What you are asked to do —
Copy out each line that has "right" in it.

------------------------------

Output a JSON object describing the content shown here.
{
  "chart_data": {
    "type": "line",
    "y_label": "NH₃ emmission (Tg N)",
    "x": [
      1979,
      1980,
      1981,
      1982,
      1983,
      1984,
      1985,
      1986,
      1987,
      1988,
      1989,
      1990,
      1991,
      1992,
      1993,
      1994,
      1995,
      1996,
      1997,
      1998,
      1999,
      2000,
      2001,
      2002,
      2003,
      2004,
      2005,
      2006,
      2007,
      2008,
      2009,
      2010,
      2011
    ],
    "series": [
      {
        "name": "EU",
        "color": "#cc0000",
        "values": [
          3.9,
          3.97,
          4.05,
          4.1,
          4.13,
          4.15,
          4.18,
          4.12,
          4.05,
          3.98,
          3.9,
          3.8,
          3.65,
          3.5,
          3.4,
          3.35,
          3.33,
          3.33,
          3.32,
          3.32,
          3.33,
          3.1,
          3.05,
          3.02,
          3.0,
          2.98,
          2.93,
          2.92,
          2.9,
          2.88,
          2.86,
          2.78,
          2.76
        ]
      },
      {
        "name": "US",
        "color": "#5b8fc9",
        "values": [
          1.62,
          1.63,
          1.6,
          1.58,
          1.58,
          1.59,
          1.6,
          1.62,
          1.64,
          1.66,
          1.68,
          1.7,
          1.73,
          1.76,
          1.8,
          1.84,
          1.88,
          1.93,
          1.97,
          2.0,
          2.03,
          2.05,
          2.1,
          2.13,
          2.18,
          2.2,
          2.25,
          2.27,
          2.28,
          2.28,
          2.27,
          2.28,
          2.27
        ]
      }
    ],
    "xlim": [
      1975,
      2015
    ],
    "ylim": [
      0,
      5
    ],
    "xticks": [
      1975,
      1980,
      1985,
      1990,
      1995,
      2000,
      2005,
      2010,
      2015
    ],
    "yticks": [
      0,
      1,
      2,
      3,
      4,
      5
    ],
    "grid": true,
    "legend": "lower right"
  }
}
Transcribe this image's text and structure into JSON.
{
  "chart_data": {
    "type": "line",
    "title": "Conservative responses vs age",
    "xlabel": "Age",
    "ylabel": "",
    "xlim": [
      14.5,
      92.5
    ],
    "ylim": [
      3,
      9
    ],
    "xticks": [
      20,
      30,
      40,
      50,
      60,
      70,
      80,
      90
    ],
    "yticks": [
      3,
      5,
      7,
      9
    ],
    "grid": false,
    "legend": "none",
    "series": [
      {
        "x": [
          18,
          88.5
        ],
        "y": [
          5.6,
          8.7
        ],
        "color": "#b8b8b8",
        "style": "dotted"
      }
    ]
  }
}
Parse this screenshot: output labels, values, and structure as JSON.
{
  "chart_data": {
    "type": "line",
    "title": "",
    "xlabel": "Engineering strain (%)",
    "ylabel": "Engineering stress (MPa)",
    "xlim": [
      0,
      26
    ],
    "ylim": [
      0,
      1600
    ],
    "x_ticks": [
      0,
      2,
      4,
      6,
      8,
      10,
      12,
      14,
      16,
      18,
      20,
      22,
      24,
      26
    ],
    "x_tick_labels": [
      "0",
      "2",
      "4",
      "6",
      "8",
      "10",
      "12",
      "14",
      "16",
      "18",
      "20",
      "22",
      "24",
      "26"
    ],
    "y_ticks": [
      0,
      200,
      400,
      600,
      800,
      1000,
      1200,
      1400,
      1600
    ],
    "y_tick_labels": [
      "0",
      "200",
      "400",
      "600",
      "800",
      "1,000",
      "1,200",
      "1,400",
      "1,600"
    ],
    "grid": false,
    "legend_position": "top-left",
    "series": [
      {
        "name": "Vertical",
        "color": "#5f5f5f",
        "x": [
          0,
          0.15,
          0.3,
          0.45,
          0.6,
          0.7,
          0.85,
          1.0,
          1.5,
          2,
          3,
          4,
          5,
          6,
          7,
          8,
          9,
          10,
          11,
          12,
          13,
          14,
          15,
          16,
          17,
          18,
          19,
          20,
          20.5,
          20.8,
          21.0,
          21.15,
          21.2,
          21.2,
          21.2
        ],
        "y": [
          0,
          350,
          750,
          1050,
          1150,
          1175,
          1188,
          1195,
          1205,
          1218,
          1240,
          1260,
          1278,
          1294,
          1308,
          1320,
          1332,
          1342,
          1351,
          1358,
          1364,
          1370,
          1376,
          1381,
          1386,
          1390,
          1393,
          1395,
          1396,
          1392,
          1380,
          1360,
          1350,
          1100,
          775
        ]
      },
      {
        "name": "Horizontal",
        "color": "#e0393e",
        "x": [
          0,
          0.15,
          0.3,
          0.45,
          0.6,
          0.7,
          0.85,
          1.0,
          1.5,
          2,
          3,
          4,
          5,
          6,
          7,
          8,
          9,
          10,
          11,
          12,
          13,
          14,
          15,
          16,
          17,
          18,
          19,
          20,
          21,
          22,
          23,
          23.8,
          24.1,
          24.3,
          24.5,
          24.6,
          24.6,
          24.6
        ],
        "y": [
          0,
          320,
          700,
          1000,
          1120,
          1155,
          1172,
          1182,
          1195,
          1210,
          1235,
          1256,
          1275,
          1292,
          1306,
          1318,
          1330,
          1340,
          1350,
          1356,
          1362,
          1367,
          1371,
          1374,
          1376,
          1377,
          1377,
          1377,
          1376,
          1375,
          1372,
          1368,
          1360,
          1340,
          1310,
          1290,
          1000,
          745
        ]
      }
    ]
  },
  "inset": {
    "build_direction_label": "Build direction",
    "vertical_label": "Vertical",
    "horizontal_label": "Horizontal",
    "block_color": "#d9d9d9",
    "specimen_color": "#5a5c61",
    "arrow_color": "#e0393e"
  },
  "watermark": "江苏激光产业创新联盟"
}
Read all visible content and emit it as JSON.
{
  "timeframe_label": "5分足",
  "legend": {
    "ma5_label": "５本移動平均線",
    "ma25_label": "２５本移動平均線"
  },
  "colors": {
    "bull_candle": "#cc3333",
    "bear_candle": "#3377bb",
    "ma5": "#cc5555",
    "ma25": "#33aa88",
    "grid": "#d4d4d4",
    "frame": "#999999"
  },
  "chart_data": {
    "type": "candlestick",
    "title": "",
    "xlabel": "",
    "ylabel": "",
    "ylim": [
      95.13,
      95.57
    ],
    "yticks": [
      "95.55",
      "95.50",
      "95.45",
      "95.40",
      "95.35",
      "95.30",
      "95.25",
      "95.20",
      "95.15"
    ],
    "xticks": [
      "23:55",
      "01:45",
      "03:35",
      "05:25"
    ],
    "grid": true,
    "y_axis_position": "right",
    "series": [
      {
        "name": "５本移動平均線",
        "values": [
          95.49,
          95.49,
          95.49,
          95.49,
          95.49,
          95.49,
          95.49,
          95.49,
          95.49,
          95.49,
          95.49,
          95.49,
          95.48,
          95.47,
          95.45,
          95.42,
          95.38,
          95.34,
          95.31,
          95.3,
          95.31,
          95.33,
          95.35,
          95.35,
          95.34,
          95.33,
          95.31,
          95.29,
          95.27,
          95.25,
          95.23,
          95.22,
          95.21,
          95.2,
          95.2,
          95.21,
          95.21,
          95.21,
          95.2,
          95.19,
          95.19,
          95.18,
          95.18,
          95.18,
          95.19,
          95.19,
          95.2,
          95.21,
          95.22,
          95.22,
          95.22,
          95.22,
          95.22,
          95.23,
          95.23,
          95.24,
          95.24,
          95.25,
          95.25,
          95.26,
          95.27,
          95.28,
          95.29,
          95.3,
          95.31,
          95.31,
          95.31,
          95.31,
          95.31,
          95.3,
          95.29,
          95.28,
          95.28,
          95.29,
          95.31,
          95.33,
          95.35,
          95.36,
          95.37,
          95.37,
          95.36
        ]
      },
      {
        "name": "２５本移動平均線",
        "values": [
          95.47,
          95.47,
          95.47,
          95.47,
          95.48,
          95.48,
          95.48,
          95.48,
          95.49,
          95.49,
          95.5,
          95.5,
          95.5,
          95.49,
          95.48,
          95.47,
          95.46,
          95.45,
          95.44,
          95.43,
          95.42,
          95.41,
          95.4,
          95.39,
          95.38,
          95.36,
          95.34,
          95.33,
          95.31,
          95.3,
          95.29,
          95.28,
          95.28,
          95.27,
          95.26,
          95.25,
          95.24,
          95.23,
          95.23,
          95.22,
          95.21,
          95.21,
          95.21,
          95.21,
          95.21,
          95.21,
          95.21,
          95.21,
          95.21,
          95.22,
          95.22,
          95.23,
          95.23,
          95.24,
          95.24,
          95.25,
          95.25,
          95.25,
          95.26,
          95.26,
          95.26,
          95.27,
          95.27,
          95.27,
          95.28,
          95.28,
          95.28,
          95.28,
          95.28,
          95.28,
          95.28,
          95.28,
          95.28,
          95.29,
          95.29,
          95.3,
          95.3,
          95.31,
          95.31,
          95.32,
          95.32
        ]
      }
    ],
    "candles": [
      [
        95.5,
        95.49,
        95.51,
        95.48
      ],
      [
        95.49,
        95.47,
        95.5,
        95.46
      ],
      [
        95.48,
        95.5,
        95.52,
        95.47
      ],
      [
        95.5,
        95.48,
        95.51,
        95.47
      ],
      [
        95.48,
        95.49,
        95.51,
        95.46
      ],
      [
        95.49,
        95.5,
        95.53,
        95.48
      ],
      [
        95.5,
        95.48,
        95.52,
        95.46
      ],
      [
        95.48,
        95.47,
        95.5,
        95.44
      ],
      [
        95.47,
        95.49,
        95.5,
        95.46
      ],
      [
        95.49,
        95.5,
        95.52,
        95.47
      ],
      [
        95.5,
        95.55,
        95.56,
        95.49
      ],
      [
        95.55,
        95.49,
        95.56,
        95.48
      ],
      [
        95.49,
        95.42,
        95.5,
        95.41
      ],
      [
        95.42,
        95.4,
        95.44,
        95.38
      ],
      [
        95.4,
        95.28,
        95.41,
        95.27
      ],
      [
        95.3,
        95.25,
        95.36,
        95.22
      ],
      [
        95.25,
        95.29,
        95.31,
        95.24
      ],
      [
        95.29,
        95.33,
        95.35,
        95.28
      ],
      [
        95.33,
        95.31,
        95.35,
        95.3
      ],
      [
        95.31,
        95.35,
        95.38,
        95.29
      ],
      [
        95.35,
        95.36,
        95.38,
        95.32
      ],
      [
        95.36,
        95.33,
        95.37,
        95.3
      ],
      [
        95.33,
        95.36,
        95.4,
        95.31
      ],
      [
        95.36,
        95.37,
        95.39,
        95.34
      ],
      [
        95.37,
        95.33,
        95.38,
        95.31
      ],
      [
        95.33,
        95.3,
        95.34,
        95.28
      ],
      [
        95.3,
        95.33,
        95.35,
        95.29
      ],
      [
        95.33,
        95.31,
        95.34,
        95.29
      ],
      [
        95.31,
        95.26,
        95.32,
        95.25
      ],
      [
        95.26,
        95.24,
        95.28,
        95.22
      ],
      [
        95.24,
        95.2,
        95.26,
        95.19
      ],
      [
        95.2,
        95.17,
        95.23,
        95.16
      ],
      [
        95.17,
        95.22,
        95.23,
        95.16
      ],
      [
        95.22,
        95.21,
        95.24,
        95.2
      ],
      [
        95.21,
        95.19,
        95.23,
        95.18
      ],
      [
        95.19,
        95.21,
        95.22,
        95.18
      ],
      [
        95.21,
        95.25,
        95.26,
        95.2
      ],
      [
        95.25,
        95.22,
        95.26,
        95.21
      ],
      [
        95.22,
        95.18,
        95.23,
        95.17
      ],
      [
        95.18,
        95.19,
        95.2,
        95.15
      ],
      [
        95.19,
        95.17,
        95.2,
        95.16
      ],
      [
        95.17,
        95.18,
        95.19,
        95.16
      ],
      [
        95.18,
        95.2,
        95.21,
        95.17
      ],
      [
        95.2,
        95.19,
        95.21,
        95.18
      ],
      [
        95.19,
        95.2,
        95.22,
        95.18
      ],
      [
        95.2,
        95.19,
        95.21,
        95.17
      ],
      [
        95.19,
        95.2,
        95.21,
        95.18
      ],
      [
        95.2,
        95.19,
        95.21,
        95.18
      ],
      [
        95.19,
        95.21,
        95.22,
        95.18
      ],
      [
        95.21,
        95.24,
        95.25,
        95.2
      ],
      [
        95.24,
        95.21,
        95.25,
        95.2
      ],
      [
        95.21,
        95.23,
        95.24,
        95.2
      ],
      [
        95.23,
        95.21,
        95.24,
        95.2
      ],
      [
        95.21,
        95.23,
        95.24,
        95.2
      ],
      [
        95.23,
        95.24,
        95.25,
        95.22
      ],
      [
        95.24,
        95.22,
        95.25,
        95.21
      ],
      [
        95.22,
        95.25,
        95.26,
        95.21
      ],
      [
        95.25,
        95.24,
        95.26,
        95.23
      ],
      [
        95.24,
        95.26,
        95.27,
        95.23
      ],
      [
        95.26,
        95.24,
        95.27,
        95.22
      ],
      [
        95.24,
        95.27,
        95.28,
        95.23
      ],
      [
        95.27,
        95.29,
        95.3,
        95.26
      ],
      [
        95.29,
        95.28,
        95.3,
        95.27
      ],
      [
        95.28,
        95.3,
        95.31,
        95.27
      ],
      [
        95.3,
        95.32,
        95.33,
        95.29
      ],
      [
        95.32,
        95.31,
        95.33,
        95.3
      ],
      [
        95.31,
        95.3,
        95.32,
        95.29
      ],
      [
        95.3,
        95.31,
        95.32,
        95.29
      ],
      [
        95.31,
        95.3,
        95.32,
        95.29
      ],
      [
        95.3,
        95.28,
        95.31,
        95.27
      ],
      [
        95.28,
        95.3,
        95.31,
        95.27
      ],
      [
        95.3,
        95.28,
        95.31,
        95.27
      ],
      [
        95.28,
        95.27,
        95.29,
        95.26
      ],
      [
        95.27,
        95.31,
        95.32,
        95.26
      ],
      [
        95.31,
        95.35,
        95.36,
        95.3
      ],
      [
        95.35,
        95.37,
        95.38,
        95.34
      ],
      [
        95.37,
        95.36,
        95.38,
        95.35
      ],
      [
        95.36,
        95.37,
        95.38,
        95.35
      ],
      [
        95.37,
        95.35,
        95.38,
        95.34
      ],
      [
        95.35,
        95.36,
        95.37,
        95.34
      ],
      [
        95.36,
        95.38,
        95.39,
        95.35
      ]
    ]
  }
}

------------------------------

The reply —
    "legend": "lower right"
    "y_axis_position": "right",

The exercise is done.